→ WHAT TO PRODUCE
Copy all records verbatim.

(Structured figure records)

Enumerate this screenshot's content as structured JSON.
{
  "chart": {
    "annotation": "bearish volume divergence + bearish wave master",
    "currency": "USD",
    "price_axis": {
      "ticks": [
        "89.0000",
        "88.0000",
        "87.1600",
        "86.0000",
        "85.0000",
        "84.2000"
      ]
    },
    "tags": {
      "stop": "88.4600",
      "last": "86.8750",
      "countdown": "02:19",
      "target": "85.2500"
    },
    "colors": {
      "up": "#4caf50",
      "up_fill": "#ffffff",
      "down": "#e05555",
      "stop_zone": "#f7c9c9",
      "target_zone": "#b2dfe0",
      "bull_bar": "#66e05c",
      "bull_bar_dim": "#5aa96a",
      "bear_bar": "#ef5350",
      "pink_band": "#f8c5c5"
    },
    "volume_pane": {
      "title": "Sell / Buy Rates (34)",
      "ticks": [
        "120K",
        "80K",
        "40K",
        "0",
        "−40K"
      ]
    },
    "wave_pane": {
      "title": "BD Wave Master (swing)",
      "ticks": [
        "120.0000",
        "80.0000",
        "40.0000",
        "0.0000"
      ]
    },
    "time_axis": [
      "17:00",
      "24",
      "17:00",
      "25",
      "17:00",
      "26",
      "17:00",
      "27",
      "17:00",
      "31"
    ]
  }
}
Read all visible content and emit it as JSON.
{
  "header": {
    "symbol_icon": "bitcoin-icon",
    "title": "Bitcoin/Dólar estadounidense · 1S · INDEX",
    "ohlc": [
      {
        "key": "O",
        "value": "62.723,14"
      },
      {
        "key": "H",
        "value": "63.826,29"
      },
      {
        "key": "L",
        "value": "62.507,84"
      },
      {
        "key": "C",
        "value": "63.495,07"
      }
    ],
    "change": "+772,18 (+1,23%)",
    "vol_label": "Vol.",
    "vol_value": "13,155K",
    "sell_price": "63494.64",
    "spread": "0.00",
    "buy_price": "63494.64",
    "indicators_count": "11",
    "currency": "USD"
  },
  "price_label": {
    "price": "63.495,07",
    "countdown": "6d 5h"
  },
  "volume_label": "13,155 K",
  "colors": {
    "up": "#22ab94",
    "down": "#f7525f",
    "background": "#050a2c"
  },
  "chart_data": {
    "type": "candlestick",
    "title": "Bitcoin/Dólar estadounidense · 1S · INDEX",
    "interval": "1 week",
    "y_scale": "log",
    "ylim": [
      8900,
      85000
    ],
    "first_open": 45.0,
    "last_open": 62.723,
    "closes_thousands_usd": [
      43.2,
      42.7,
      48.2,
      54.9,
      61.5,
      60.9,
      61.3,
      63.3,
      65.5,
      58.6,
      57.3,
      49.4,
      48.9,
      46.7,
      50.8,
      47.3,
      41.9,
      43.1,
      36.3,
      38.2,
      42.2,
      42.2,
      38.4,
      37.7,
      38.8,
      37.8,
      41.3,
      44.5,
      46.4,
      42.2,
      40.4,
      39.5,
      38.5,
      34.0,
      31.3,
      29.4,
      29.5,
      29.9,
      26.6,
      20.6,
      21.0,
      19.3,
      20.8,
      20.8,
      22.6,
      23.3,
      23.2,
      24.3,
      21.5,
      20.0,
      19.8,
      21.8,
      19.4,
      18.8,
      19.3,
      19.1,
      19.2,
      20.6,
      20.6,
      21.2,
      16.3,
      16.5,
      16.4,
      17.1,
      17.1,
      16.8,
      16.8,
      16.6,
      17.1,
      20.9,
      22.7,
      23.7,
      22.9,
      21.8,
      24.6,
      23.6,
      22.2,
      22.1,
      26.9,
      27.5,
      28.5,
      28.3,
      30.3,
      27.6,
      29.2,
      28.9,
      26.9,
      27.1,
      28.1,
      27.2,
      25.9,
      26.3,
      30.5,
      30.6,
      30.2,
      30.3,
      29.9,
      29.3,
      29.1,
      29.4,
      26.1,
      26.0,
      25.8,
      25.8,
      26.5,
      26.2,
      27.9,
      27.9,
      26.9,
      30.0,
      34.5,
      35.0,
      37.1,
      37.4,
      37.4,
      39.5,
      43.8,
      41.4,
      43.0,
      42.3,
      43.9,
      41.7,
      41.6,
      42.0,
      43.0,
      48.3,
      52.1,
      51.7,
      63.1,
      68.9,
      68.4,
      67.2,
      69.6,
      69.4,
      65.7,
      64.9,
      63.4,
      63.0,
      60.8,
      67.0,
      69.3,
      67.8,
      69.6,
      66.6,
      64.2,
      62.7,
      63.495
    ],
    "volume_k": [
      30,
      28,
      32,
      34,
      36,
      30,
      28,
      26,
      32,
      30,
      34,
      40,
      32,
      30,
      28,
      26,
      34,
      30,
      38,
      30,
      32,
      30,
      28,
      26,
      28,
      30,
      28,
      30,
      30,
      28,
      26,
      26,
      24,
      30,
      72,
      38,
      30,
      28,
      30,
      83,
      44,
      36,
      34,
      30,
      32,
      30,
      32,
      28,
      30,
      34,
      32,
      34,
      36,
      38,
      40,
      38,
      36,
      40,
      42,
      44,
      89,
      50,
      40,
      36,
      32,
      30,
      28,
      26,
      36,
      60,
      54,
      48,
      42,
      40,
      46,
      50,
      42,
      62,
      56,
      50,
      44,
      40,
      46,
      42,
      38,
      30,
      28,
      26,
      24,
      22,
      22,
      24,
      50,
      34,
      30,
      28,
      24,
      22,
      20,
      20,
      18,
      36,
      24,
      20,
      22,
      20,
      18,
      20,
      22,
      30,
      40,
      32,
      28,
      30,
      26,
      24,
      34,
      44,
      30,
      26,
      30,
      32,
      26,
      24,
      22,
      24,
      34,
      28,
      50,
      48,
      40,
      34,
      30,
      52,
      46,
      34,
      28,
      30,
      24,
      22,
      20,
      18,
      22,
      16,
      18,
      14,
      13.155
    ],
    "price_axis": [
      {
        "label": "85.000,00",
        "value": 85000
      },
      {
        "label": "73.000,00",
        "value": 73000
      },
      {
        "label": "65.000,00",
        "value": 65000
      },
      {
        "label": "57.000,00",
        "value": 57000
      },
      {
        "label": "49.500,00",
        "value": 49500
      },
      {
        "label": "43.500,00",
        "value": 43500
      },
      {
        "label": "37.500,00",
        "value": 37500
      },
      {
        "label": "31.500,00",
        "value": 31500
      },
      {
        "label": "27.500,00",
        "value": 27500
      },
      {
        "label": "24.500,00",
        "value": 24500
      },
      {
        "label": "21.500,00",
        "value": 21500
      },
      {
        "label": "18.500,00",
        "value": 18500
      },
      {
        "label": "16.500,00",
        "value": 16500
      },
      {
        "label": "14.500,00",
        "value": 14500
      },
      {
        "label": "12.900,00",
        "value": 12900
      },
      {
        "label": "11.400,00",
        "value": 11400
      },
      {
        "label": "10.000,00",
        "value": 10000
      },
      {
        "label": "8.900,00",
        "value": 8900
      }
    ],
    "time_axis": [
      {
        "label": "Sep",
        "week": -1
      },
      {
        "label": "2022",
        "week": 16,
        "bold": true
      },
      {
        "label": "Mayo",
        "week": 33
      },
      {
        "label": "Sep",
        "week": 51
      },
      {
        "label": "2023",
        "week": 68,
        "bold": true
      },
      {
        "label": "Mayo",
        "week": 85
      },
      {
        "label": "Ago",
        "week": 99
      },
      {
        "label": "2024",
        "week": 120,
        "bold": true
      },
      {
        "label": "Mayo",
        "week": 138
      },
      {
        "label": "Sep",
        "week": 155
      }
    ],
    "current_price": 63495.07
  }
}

→ TASK RESULT
Enumerate this screenshot's content as structured JSON.
{
  "chart": {
    "annotation": "bearish volume divergence + bearish wave master",
    "currency": "USD",
    "price_axis": {
      "ticks": [
        "89.0000",
        "88.0000",
        "87.1600",
        "86.0000",
        "85.0000",
        "84.2000"
      ]
    },
    "tags": {
      "stop": "88.4600",
      "last": "86.8750",
      "countdown": "02:19",
      "target": "85.2500"
    },
    "colors": {
      "up": "#4caf50",
      "up_fill": "#ffffff",
      "down": "#e05555",
      "stop_zone": "#f7c9c9",
      "target_zone": "#b2dfe0",
      "bull_bar": "#66e05c",
      "bull_bar_dim": "#5aa96a",
      "bear_bar": "#ef5350",
      "pink_band": "#f8c5c5"
    },
    "volume_pane": {
      "title": "Sell / Buy Rates (34)",
      "ticks": [
        "120K",
        "80K",
        "40K",
        "0",
        "−40K"
      ]
    },
    "wave_pane": {
      "title": "BD Wave Master (swing)",
      "ticks": [
        "120.0000",
        "80.0000",
        "40.0000",
        "0.0000"
      ]
    },
    "time_axis": [
      "17:00",
      "24",
      "17:00",
      "25",
      "17:00",
      "26",
      "17:00",
      "27",
      "17:00",
      "31"
    ]
  }
}
Read all visible content and emit it as JSON.
{
  "header": {
    "symbol_icon": "bitcoin-icon",
    "title": "Bitcoin/Dólar estadounidense · 1S · INDEX",
    "ohlc": [
      {
        "key": "O",
        "value": "62.723,14"
      },
      {
        "key": "H",
        "value": "63.826,29"
      },
      {
        "key": "L",
        "value": "62.507,84"
      },
      {
        "key": "C",
        "value": "63.495,07"
      }
    ],
    "change": "+772,18 (+1,23%)",
    "vol_label": "Vol.",
    "vol_value": "13,155K",
    "sell_price": "63494.64",
    "spread": "0.00",
    "buy_price": "63494.64",
    "indicators_count": "11",
    "currency": "USD"
  },
  "price_label": {
    "price": "63.495,07",
    "countdown": "6d 5h"
  },
  "volume_label": "13,155 K",
  "colors": {
    "up": "#22ab94",
    "down": "#f7525f",
    "background": "#050a2c"
  },
  "chart_data": {
    "type": "candlestick",
    "title": "Bitcoin/Dólar estadounidense · 1S · INDEX",
    "interval": "1 week",
    "y_scale": "log",
    "ylim": [
      8900,
      85000
    ],
    "first_open": 45.0,
    "last_open": 62.723,
    "closes_thousands_usd": [
      43.2,
      42.7,
      48.2,
      54.9,
      61.5,
      60.9,
      61.3,
      63.3,
      65.5,
      58.6,
      57.3,
      49.4,
      48.9,
      46.7,
      50.8,
      47.3,
      41.9,
      43.1,
      36.3,
      38.2,
      42.2,
      42.2,
      38.4,
      37.7,
      38.8,
      37.8,
      41.3,
      44.5,
      46.4,
      42.2,
      40.4,
      39.5,
      38.5,
      34.0,
      31.3,
      29.4,
      29.5,
      29.9,
      26.6,
      20.6,
      21.0,
      19.3,
      20.8,
      20.8,
      22.6,
      23.3,
      23.2,
      24.3,
      21.5,
      20.0,
      19.8,
      21.8,
      19.4,
      18.8,
      19.3,
      19.1,
      19.2,
      20.6,
      20.6,
      21.2,
      16.3,
      16.5,
      16.4,
      17.1,
      17.1,
      16.8,
      16.8,
      16.6,
      17.1,
      20.9,
      22.7,
      23.7,
      22.9,
      21.8,
      24.6,
      23.6,
      22.2,
      22.1,
      26.9,
      27.5,
      28.5,
      28.3,
      30.3,
      27.6,
      29.2,
      28.9,
      26.9,
      27.1,
      28.1,
      27.2,
      25.9,
      26.3,
      30.5,
      30.6,
      30.2,
      30.3,
      29.9,
      29.3,
      29.1,
      29.4,
      26.1,
      26.0,
      25.8,
      25.8,
      26.5,
      26.2,
      27.9,
      27.9,
      26.9,
      30.0,
      34.5,
      35.0,
      37.1,
      37.4,
      37.4,
      39.5,
      43.8,
      41.4,
      43.0,
      42.3,
      43.9,
      41.7,
      41.6,
      42.0,
      43.0,
      48.3,
      52.1,
      51.7,
      63.1,
      68.9,
      68.4,
      67.2,
      69.6,
      69.4,
      65.7,
      64.9,
      63.4,
      63.0,
      60.8,
      67.0,
      69.3,
      67.8,
      69.6,
      66.6,
      64.2,
      62.7,
      63.495
    ],
    "volume_k": [
      30,
      28,
      32,
      34,
      36,
      30,
      28,
      26,
      32,
      30,
      34,
      40,
      32,
      30,
      28,
      26,
      34,
      30,
      38,
      30,
      32,
      30,
      28,
      26,
      28,
      30,
      28,
      30,
      30,
      28,
      26,
      26,
      24,
      30,
      72,
      38,
      30,
      28,
      30,
      83,
      44,
      36,
      34,
      30,
      32,
      30,
      32,
      28,
      30,
      34,
      32,
      34,
      36,
      38,
      40,
      38,
      36,
      40,
      42,
      44,
      89,
      50,
      40,
      36,
      32,
      30,
      28,
      26,
      36,
      60,
      54,
      48,
      42,
      40,
      46,
      50,
      42,
      62,
      56,
      50,
      44,
      40,
      46,
      42,
      38,
      30,
      28,
      26,
      24,
      22,
      22,
      24,
      50,
      34,
      30,
      28,
      24,
      22,
      20,
      20,
      18,
      36,
      24,
      20,
      22,
      20,
      18,
      20,
      22,
      30,
      40,
      32,
      28,
      30,
      26,
      24,
      34,
      44,
      30,
      26,
      30,
      32,
      26,
      24,
      22,
      24,
      34,
      28,
      50,
      48,
      40,
      34,
      30,
      52,
      46,
      34,
      28,
      30,
      24,
      22,
      20,
      18,
      22,
      16,
      18,
      14,
      13.155
    ],
    "price_axis": [
      {
        "label": "85.000,00",
        "value": 85000
      },
      {
        "label": "73.000,00",
        "value": 73000
      },
      {
        "label": "65.000,00",
        "value": 65000
      },
      {
        "label": "57.000,00",
        "value": 57000
      },
      {
        "label": "49.500,00",
        "value": 49500
      },
      {
        "label": "43.500,00",
        "value": 43500
      },
      {
        "label": "37.500,00",
        "value": 37500
      },
      {
        "label": "31.500,00",
        "value": 31500
      },
      {
        "label": "27.500,00",
        "value": 27500
      },
      {
        "label": "24.500,00",
        "value": 24500
      },
      {
        "label": "21.500,00",
        "value": 21500
      },
      {
        "label": "18.500,00",
        "value": 18500
      },
      {
        "label": "16.500,00",
        "value": 16500
      },
      {
        "label": "14.500,00",
        "value": 14500
      },
      {
        "label": "12.900,00",
        "value": 12900
      },
      {
        "label": "11.400,00",
        "value": 11400
      },
      {
        "label": "10.000,00",
        "value": 10000
      },
      {
        "label": "8.900,00",
        "value": 8900
      }
    ],
    "time_axis": [
      {
        "label": "Sep",
        "week": -1
      },
      {
        "label": "2022",
        "week": 16,
        "bold": true
      },
      {
        "label": "Mayo",
        "week": 33
      },
      {
        "label": "Sep",
        "week": 51
      },
      {
        "label": "2023",
        "week": 68,
        "bold": true
      },
      {
        "label": "Mayo",
        "week": 85
      },
      {
        "label": "Ago",
        "week": 99
      },
      {
        "label": "2024",
        "week": 120,
        "bold": true
      },
      {
        "label": "Mayo",
        "week": 138
      },
      {
        "label": "Sep",
        "week": 155
      }
    ],
    "current_price": 63495.07
  }
}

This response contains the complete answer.